To do. Only the pictures stay out; every record is to be quoted exactly.
[Begin Task inputs]
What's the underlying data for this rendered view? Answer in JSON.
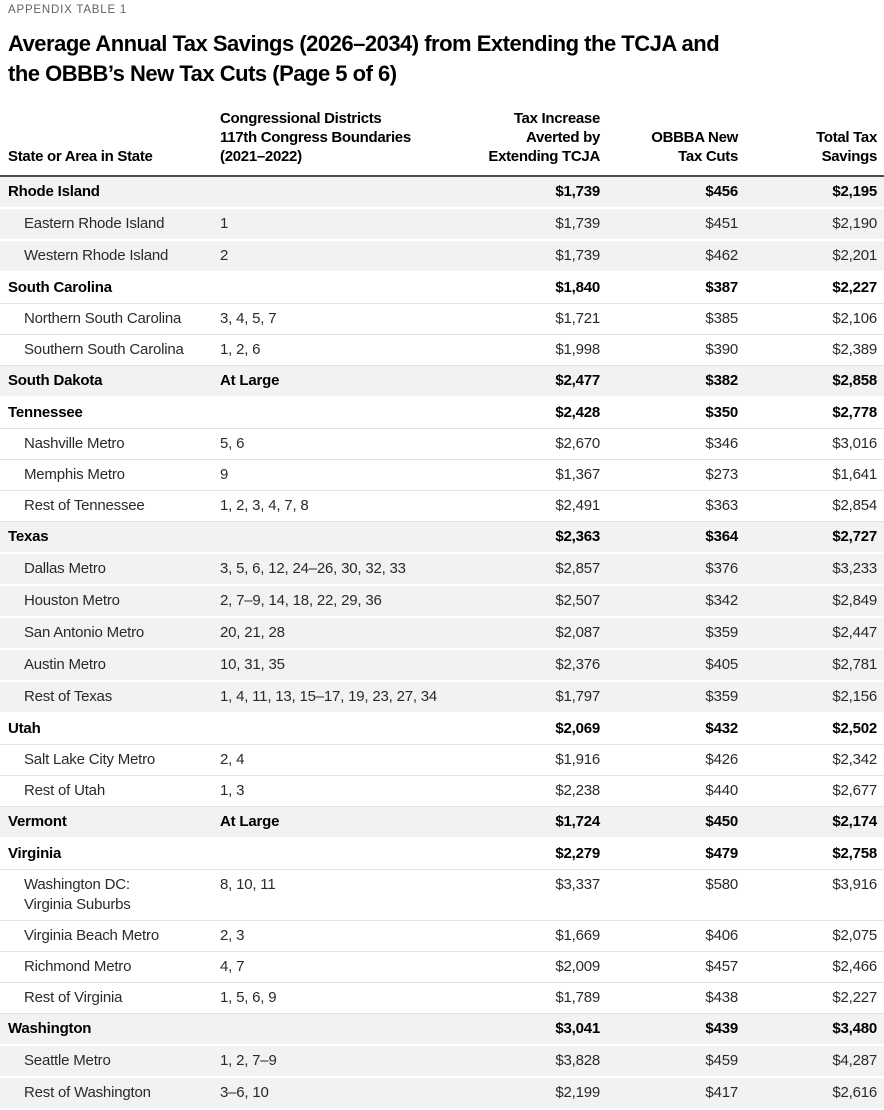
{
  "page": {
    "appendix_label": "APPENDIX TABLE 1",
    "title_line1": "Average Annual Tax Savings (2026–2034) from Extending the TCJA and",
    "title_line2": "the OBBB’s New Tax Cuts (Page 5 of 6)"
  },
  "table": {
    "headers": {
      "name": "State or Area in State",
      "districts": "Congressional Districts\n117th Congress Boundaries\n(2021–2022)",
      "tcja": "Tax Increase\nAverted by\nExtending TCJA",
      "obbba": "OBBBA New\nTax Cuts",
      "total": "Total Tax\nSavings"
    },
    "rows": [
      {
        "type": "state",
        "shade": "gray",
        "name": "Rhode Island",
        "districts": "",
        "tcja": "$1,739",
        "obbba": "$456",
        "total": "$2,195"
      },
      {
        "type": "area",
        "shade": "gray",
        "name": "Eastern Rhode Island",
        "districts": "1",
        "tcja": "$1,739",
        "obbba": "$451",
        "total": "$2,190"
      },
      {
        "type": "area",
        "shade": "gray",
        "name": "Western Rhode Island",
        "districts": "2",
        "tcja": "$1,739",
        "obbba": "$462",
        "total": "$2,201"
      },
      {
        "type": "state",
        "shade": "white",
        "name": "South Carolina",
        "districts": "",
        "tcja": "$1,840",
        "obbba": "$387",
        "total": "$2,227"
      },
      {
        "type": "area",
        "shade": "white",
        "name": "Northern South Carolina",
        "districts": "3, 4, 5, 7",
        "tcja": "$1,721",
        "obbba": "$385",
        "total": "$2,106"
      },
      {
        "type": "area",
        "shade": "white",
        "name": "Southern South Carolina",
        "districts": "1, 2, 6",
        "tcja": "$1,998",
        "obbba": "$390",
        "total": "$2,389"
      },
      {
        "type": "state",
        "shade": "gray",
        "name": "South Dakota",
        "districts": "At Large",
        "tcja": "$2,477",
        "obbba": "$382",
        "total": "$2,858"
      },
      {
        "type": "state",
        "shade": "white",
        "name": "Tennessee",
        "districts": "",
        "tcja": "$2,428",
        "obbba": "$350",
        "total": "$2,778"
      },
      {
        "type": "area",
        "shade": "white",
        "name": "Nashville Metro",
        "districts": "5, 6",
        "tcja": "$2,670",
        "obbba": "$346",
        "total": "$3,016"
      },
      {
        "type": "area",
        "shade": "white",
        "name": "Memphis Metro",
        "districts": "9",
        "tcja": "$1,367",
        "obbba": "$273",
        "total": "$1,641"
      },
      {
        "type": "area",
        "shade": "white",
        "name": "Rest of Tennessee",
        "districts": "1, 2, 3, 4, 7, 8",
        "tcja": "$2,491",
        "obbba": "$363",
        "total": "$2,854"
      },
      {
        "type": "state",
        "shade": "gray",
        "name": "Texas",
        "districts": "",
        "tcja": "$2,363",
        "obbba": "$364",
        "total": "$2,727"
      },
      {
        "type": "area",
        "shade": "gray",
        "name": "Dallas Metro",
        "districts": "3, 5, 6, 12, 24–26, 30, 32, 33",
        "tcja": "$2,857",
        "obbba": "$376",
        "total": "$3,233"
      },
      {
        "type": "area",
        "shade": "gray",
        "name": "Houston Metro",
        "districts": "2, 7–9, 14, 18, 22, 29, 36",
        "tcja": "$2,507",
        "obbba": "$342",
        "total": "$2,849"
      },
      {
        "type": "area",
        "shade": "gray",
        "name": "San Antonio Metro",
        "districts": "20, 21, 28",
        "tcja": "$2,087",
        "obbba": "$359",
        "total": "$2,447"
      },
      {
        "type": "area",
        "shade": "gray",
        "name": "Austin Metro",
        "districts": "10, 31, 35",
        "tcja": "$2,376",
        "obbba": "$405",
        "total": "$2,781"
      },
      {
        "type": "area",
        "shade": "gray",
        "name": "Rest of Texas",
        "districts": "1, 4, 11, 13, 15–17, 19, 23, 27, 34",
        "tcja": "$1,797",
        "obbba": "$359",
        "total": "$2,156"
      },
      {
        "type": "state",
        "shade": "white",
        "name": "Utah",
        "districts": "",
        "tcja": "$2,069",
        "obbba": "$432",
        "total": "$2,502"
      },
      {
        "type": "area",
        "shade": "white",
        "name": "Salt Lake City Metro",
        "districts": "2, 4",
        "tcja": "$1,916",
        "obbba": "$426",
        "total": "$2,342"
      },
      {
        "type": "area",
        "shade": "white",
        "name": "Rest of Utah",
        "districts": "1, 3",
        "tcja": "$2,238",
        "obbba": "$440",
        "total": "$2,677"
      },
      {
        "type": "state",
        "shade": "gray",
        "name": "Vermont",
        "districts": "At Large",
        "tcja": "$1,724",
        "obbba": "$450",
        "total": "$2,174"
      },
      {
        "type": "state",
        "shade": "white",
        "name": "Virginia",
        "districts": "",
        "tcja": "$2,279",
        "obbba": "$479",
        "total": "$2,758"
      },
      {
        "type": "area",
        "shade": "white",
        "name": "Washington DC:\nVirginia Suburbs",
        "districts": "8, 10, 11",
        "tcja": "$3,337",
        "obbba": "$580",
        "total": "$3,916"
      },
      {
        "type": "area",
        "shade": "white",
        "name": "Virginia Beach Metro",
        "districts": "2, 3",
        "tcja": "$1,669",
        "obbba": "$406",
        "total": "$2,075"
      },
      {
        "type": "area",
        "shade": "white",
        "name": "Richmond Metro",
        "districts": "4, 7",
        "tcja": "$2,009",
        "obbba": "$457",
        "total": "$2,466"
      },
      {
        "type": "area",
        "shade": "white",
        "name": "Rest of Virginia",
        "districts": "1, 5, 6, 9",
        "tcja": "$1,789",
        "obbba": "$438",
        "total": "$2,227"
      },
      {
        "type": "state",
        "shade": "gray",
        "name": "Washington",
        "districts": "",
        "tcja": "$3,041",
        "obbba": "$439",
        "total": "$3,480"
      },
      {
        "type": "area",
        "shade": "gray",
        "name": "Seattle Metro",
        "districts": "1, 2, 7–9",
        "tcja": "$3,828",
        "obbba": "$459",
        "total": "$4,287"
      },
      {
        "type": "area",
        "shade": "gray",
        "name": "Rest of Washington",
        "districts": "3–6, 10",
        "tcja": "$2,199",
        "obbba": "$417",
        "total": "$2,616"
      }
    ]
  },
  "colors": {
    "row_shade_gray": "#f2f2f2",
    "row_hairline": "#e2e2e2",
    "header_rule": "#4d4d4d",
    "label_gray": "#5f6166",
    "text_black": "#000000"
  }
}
[End Task inputs]
Reply.
What's the underlying data for this rendered view? Answer in JSON.
{
  "page": {
    "appendix_label": "APPENDIX TABLE 1",
    "title_line1": "Average Annual Tax Savings (2026–2034) from Extending the TCJA and",
    "title_line2": "the OBBB’s New Tax Cuts (Page 5 of 6)"
  },
  "table": {
    "headers": {
      "name": "State or Area in State",
      "districts": "Congressional Districts\n117th Congress Boundaries\n(2021–2022)",
      "tcja": "Tax Increase\nAverted by\nExtending TCJA",
      "obbba": "OBBBA New\nTax Cuts",
      "total": "Total Tax\nSavings"
    },
    "rows": [
      {
        "type": "state",
        "shade": "gray",
        "name": "Rhode Island",
        "districts": "",
        "tcja": "$1,739",
        "obbba": "$456",
        "total": "$2,195"
      },
      {
        "type": "area",
        "shade": "gray",
        "name": "Eastern Rhode Island",
        "districts": "1",
        "tcja": "$1,739",
        "obbba": "$451",
        "total": "$2,190"
      },
      {
        "type": "area",
        "shade": "gray",
        "name": "Western Rhode Island",
        "districts": "2",
        "tcja": "$1,739",
        "obbba": "$462",
        "total": "$2,201"
      },
      {
        "type": "state",
        "shade": "white",
        "name": "South Carolina",
        "districts": "",
        "tcja": "$1,840",
        "obbba": "$387",
        "total": "$2,227"
      },
      {
        "type": "area",
        "shade": "white",
        "name": "Northern South Carolina",
        "districts": "3, 4, 5, 7",
        "tcja": "$1,721",
        "obbba": "$385",
        "total": "$2,106"
      },
      {
        "type": "area",
        "shade": "white",
        "name": "Southern South Carolina",
        "districts": "1, 2, 6",
        "tcja": "$1,998",
        "obbba": "$390",
        "total": "$2,389"
      },
      {
        "type": "state",
        "shade": "gray",
        "name": "South Dakota",
        "districts": "At Large",
        "tcja": "$2,477",
        "obbba": "$382",
        "total": "$2,858"
      },
      {
        "type": "state",
        "shade": "white",
        "name": "Tennessee",
        "districts": "",
        "tcja": "$2,428",
        "obbba": "$350",
        "total": "$2,778"
      },
      {
        "type": "area",
        "shade": "white",
        "name": "Nashville Metro",
        "districts": "5, 6",
        "tcja": "$2,670",
        "obbba": "$346",
        "total": "$3,016"
      },
      {
        "type": "area",
        "shade": "white",
        "name": "Memphis Metro",
        "districts": "9",
        "tcja": "$1,367",
        "obbba": "$273",
        "total": "$1,641"
      },
      {
        "type": "area",
        "shade": "white",
        "name": "Rest of Tennessee",
        "districts": "1, 2, 3, 4, 7, 8",
        "tcja": "$2,491",
        "obbba": "$363",
        "total": "$2,854"
      },
      {
        "type": "state",
        "shade": "gray",
        "name": "Texas",
        "districts": "",
        "tcja": "$2,363",
        "obbba": "$364",
        "total": "$2,727"
      },
      {
        "type": "area",
        "shade": "gray",
        "name": "Dallas Metro",
        "districts": "3, 5, 6, 12, 24–26, 30, 32, 33",
        "tcja": "$2,857",
        "obbba": "$376",
        "total": "$3,233"
      },
      {
        "type": "area",
        "shade": "gray",
        "name": "Houston Metro",
        "districts": "2, 7–9, 14, 18, 22, 29, 36",
        "tcja": "$2,507",
        "obbba": "$342",
        "total": "$2,849"
      },
      {
        "type": "area",
        "shade": "gray",
        "name": "San Antonio Metro",
        "districts": "20, 21, 28",
        "tcja": "$2,087",
        "obbba": "$359",
        "total": "$2,447"
      },
      {
        "type": "area",
        "shade": "gray",
        "name": "Austin Metro",
        "districts": "10, 31, 35",
        "tcja": "$2,376",
        "obbba": "$405",
        "total": "$2,781"
      },
      {
        "type": "area",
        "shade": "gray",
        "name": "Rest of Texas",
        "districts": "1, 4, 11, 13, 15–17, 19, 23, 27, 34",
        "tcja": "$1,797",
        "obbba": "$359",
        "total": "$2,156"
      },
      {
        "type": "state",
        "shade": "white",
        "name": "Utah",
        "districts": "",
        "tcja": "$2,069",
        "obbba": "$432",
        "total": "$2,502"
      },
      {
        "type": "area",
        "shade": "white",
        "name": "Salt Lake City Metro",
        "districts": "2, 4",
        "tcja": "$1,916",
        "obbba": "$426",
        "total": "$2,342"
      },
      {
        "type": "area",
        "shade": "white",
        "name": "Rest of Utah",
        "districts": "1, 3",
        "tcja": "$2,238",
        "obbba": "$440",
        "total": "$2,677"
      },
      {
        "type": "state",
        "shade": "gray",
        "name": "Vermont",
        "districts": "At Large",
        "tcja": "$1,724",
        "obbba": "$450",
        "total": "$2,174"
      },
      {
        "type": "state",
        "shade": "white",
        "name": "Virginia",
        "districts": "",
        "tcja": "$2,279",
        "obbba": "$479",
        "total": "$2,758"
      },
      {
        "type": "area",
        "shade": "white",
        "name": "Washington DC:\nVirginia Suburbs",
        "districts": "8, 10, 11",
        "tcja": "$3,337",
        "obbba": "$580",
        "total": "$3,916"
      },
      {
        "type": "area",
        "shade": "white",
        "name": "Virginia Beach Metro",
        "districts": "2, 3",
        "tcja": "$1,669",
        "obbba": "$406",
        "total": "$2,075"
      },
      {
        "type": "area",
        "shade": "white",
        "name": "Richmond Metro",
        "districts": "4, 7",
        "tcja": "$2,009",
        "obbba": "$457",
        "total": "$2,466"
      },
      {
        "type": "area",
        "shade": "white",
        "name": "Rest of Virginia",
        "districts": "1, 5, 6, 9",
        "tcja": "$1,789",
        "obbba": "$438",
        "total": "$2,227"
      },
      {
        "type": "state",
        "shade": "gray",
        "name": "Washington",
        "districts": "",
        "tcja": "$3,041",
        "obbba": "$439",
        "total": "$3,480"
      },
      {
        "type": "area",
        "shade": "gray",
        "name": "Seattle Metro",
        "districts": "1, 2, 7–9",
        "tcja": "$3,828",
        "obbba": "$459",
        "total": "$4,287"
      },
      {
        "type": "area",
        "shade": "gray",
        "name": "Rest of Washington",
        "districts": "3–6, 10",
        "tcja": "$2,199",
        "obbba": "$417",
        "total": "$2,616"
      }
    ]
  },
  "colors": {
    "row_shade_gray": "#f2f2f2",
    "row_hairline": "#e2e2e2",
    "header_rule": "#4d4d4d",
    "label_gray": "#5f6166",
    "text_black": "#000000"
  }
}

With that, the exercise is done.